§ **TO BE DONE**:
Copy the records below exactly, leaving out any pictures.

• • • • • • •

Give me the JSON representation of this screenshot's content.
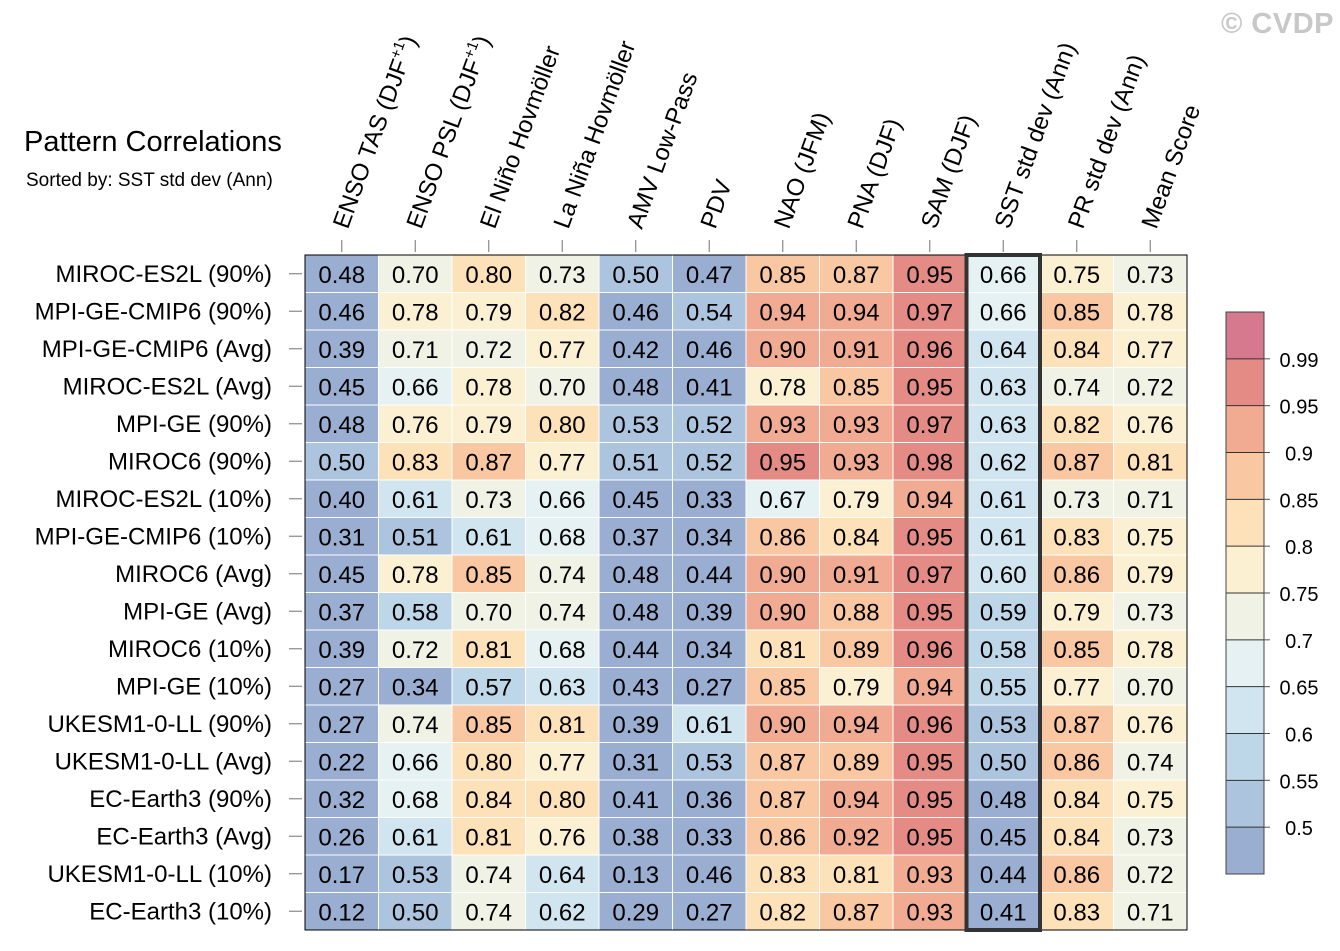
{
  "header": {
    "title": "Pattern Correlations",
    "subtitle": "Sorted by: SST std dev (Ann)",
    "watermark": "© CVDP"
  },
  "chart_data": {
    "type": "heatmap",
    "columns": [
      "ENSO TAS (DJF+1)",
      "ENSO PSL (DJF+1)",
      "El Niño Hovmöller",
      "La Niña Hovmöller",
      "AMV Low-Pass",
      "PDV",
      "NAO (JFM)",
      "PNA (DJF)",
      "SAM (DJF)",
      "SST std dev (Ann)",
      "PR std dev (Ann)",
      "Mean Score"
    ],
    "column_superscripts": [
      "+1",
      "+1",
      "",
      "",
      "",
      "",
      "",
      "",
      "",
      "",
      "",
      ""
    ],
    "rows": [
      "MIROC-ES2L (90%)",
      "MPI-GE-CMIP6 (90%)",
      "MPI-GE-CMIP6 (Avg)",
      "MIROC-ES2L (Avg)",
      "MPI-GE (90%)",
      "MIROC6 (90%)",
      "MIROC-ES2L (10%)",
      "MPI-GE-CMIP6 (10%)",
      "MIROC6 (Avg)",
      "MPI-GE (Avg)",
      "MIROC6 (10%)",
      "MPI-GE (10%)",
      "UKESM1-0-LL (90%)",
      "UKESM1-0-LL (Avg)",
      "EC-Earth3 (90%)",
      "EC-Earth3 (Avg)",
      "UKESM1-0-LL (10%)",
      "EC-Earth3 (10%)"
    ],
    "values": [
      [
        "0.48",
        "0.70",
        "0.80",
        "0.73",
        "0.50",
        "0.47",
        "0.85",
        "0.87",
        "0.95",
        "0.66",
        "0.75",
        "0.73"
      ],
      [
        "0.46",
        "0.78",
        "0.79",
        "0.82",
        "0.46",
        "0.54",
        "0.94",
        "0.94",
        "0.97",
        "0.66",
        "0.85",
        "0.78"
      ],
      [
        "0.39",
        "0.71",
        "0.72",
        "0.77",
        "0.42",
        "0.46",
        "0.90",
        "0.91",
        "0.96",
        "0.64",
        "0.84",
        "0.77"
      ],
      [
        "0.45",
        "0.66",
        "0.78",
        "0.70",
        "0.48",
        "0.41",
        "0.78",
        "0.85",
        "0.95",
        "0.63",
        "0.74",
        "0.72"
      ],
      [
        "0.48",
        "0.76",
        "0.79",
        "0.80",
        "0.53",
        "0.52",
        "0.93",
        "0.93",
        "0.97",
        "0.63",
        "0.82",
        "0.76"
      ],
      [
        "0.50",
        "0.83",
        "0.87",
        "0.77",
        "0.51",
        "0.52",
        "0.95",
        "0.93",
        "0.98",
        "0.62",
        "0.87",
        "0.81"
      ],
      [
        "0.40",
        "0.61",
        "0.73",
        "0.66",
        "0.45",
        "0.33",
        "0.67",
        "0.79",
        "0.94",
        "0.61",
        "0.73",
        "0.71"
      ],
      [
        "0.31",
        "0.51",
        "0.61",
        "0.68",
        "0.37",
        "0.34",
        "0.86",
        "0.84",
        "0.95",
        "0.61",
        "0.83",
        "0.75"
      ],
      [
        "0.45",
        "0.78",
        "0.85",
        "0.74",
        "0.48",
        "0.44",
        "0.90",
        "0.91",
        "0.97",
        "0.60",
        "0.86",
        "0.79"
      ],
      [
        "0.37",
        "0.58",
        "0.70",
        "0.74",
        "0.48",
        "0.39",
        "0.90",
        "0.88",
        "0.95",
        "0.59",
        "0.79",
        "0.73"
      ],
      [
        "0.39",
        "0.72",
        "0.81",
        "0.68",
        "0.44",
        "0.34",
        "0.81",
        "0.89",
        "0.96",
        "0.58",
        "0.85",
        "0.78"
      ],
      [
        "0.27",
        "0.34",
        "0.57",
        "0.63",
        "0.43",
        "0.27",
        "0.85",
        "0.79",
        "0.94",
        "0.55",
        "0.77",
        "0.70"
      ],
      [
        "0.27",
        "0.74",
        "0.85",
        "0.81",
        "0.39",
        "0.61",
        "0.90",
        "0.94",
        "0.96",
        "0.53",
        "0.87",
        "0.76"
      ],
      [
        "0.22",
        "0.66",
        "0.80",
        "0.77",
        "0.31",
        "0.53",
        "0.87",
        "0.89",
        "0.95",
        "0.50",
        "0.86",
        "0.74"
      ],
      [
        "0.32",
        "0.68",
        "0.84",
        "0.80",
        "0.41",
        "0.36",
        "0.87",
        "0.94",
        "0.95",
        "0.48",
        "0.84",
        "0.75"
      ],
      [
        "0.26",
        "0.61",
        "0.81",
        "0.76",
        "0.38",
        "0.33",
        "0.86",
        "0.92",
        "0.95",
        "0.45",
        "0.84",
        "0.73"
      ],
      [
        "0.17",
        "0.53",
        "0.74",
        "0.64",
        "0.13",
        "0.46",
        "0.83",
        "0.81",
        "0.93",
        "0.44",
        "0.86",
        "0.72"
      ],
      [
        "0.12",
        "0.50",
        "0.74",
        "0.62",
        "0.29",
        "0.27",
        "0.82",
        "0.87",
        "0.93",
        "0.41",
        "0.83",
        "0.71"
      ]
    ],
    "highlighted_column": "SST std dev (Ann)",
    "colorbar": {
      "levels": [
        0.5,
        0.55,
        0.6,
        0.65,
        0.7,
        0.75,
        0.8,
        0.85,
        0.9,
        0.95,
        0.99
      ],
      "labels": [
        "0.5",
        "0.55",
        "0.6",
        "0.65",
        "0.7",
        "0.75",
        "0.8",
        "0.85",
        "0.9",
        "0.95",
        "0.99"
      ],
      "colors": [
        "#9aaed2",
        "#adc4df",
        "#bdd6e8",
        "#d0e5ef",
        "#e5f1f3",
        "#f1f2e6",
        "#fbf1d2",
        "#fde1b8",
        "#f9c7a1",
        "#f1ab93",
        "#e58b86",
        "#d6798e"
      ]
    }
  }
}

• • • • • • •

§ **FINISHED TASK**:
Give me the JSON representation of this screenshot's content.
{
  "header": {
    "title": "Pattern Correlations",
    "subtitle": "Sorted by: SST std dev (Ann)",
    "watermark": "© CVDP"
  },
  "chart_data": {
    "type": "heatmap",
    "columns": [
      "ENSO TAS (DJF+1)",
      "ENSO PSL (DJF+1)",
      "El Niño Hovmöller",
      "La Niña Hovmöller",
      "AMV Low-Pass",
      "PDV",
      "NAO (JFM)",
      "PNA (DJF)",
      "SAM (DJF)",
      "SST std dev (Ann)",
      "PR std dev (Ann)",
      "Mean Score"
    ],
    "column_superscripts": [
      "+1",
      "+1",
      "",
      "",
      "",
      "",
      "",
      "",
      "",
      "",
      "",
      ""
    ],
    "rows": [
      "MIROC-ES2L (90%)",
      "MPI-GE-CMIP6 (90%)",
      "MPI-GE-CMIP6 (Avg)",
      "MIROC-ES2L (Avg)",
      "MPI-GE (90%)",
      "MIROC6 (90%)",
      "MIROC-ES2L (10%)",
      "MPI-GE-CMIP6 (10%)",
      "MIROC6 (Avg)",
      "MPI-GE (Avg)",
      "MIROC6 (10%)",
      "MPI-GE (10%)",
      "UKESM1-0-LL (90%)",
      "UKESM1-0-LL (Avg)",
      "EC-Earth3 (90%)",
      "EC-Earth3 (Avg)",
      "UKESM1-0-LL (10%)",
      "EC-Earth3 (10%)"
    ],
    "values": [
      [
        "0.48",
        "0.70",
        "0.80",
        "0.73",
        "0.50",
        "0.47",
        "0.85",
        "0.87",
        "0.95",
        "0.66",
        "0.75",
        "0.73"
      ],
      [
        "0.46",
        "0.78",
        "0.79",
        "0.82",
        "0.46",
        "0.54",
        "0.94",
        "0.94",
        "0.97",
        "0.66",
        "0.85",
        "0.78"
      ],
      [
        "0.39",
        "0.71",
        "0.72",
        "0.77",
        "0.42",
        "0.46",
        "0.90",
        "0.91",
        "0.96",
        "0.64",
        "0.84",
        "0.77"
      ],
      [
        "0.45",
        "0.66",
        "0.78",
        "0.70",
        "0.48",
        "0.41",
        "0.78",
        "0.85",
        "0.95",
        "0.63",
        "0.74",
        "0.72"
      ],
      [
        "0.48",
        "0.76",
        "0.79",
        "0.80",
        "0.53",
        "0.52",
        "0.93",
        "0.93",
        "0.97",
        "0.63",
        "0.82",
        "0.76"
      ],
      [
        "0.50",
        "0.83",
        "0.87",
        "0.77",
        "0.51",
        "0.52",
        "0.95",
        "0.93",
        "0.98",
        "0.62",
        "0.87",
        "0.81"
      ],
      [
        "0.40",
        "0.61",
        "0.73",
        "0.66",
        "0.45",
        "0.33",
        "0.67",
        "0.79",
        "0.94",
        "0.61",
        "0.73",
        "0.71"
      ],
      [
        "0.31",
        "0.51",
        "0.61",
        "0.68",
        "0.37",
        "0.34",
        "0.86",
        "0.84",
        "0.95",
        "0.61",
        "0.83",
        "0.75"
      ],
      [
        "0.45",
        "0.78",
        "0.85",
        "0.74",
        "0.48",
        "0.44",
        "0.90",
        "0.91",
        "0.97",
        "0.60",
        "0.86",
        "0.79"
      ],
      [
        "0.37",
        "0.58",
        "0.70",
        "0.74",
        "0.48",
        "0.39",
        "0.90",
        "0.88",
        "0.95",
        "0.59",
        "0.79",
        "0.73"
      ],
      [
        "0.39",
        "0.72",
        "0.81",
        "0.68",
        "0.44",
        "0.34",
        "0.81",
        "0.89",
        "0.96",
        "0.58",
        "0.85",
        "0.78"
      ],
      [
        "0.27",
        "0.34",
        "0.57",
        "0.63",
        "0.43",
        "0.27",
        "0.85",
        "0.79",
        "0.94",
        "0.55",
        "0.77",
        "0.70"
      ],
      [
        "0.27",
        "0.74",
        "0.85",
        "0.81",
        "0.39",
        "0.61",
        "0.90",
        "0.94",
        "0.96",
        "0.53",
        "0.87",
        "0.76"
      ],
      [
        "0.22",
        "0.66",
        "0.80",
        "0.77",
        "0.31",
        "0.53",
        "0.87",
        "0.89",
        "0.95",
        "0.50",
        "0.86",
        "0.74"
      ],
      [
        "0.32",
        "0.68",
        "0.84",
        "0.80",
        "0.41",
        "0.36",
        "0.87",
        "0.94",
        "0.95",
        "0.48",
        "0.84",
        "0.75"
      ],
      [
        "0.26",
        "0.61",
        "0.81",
        "0.76",
        "0.38",
        "0.33",
        "0.86",
        "0.92",
        "0.95",
        "0.45",
        "0.84",
        "0.73"
      ],
      [
        "0.17",
        "0.53",
        "0.74",
        "0.64",
        "0.13",
        "0.46",
        "0.83",
        "0.81",
        "0.93",
        "0.44",
        "0.86",
        "0.72"
      ],
      [
        "0.12",
        "0.50",
        "0.74",
        "0.62",
        "0.29",
        "0.27",
        "0.82",
        "0.87",
        "0.93",
        "0.41",
        "0.83",
        "0.71"
      ]
    ],
    "highlighted_column": "SST std dev (Ann)",
    "colorbar": {
      "levels": [
        0.5,
        0.55,
        0.6,
        0.65,
        0.7,
        0.75,
        0.8,
        0.85,
        0.9,
        0.95,
        0.99
      ],
      "labels": [
        "0.5",
        "0.55",
        "0.6",
        "0.65",
        "0.7",
        "0.75",
        "0.8",
        "0.85",
        "0.9",
        "0.95",
        "0.99"
      ],
      "colors": [
        "#9aaed2",
        "#adc4df",
        "#bdd6e8",
        "#d0e5ef",
        "#e5f1f3",
        "#f1f2e6",
        "#fbf1d2",
        "#fde1b8",
        "#f9c7a1",
        "#f1ab93",
        "#e58b86",
        "#d6798e"
      ]
    }
  }
}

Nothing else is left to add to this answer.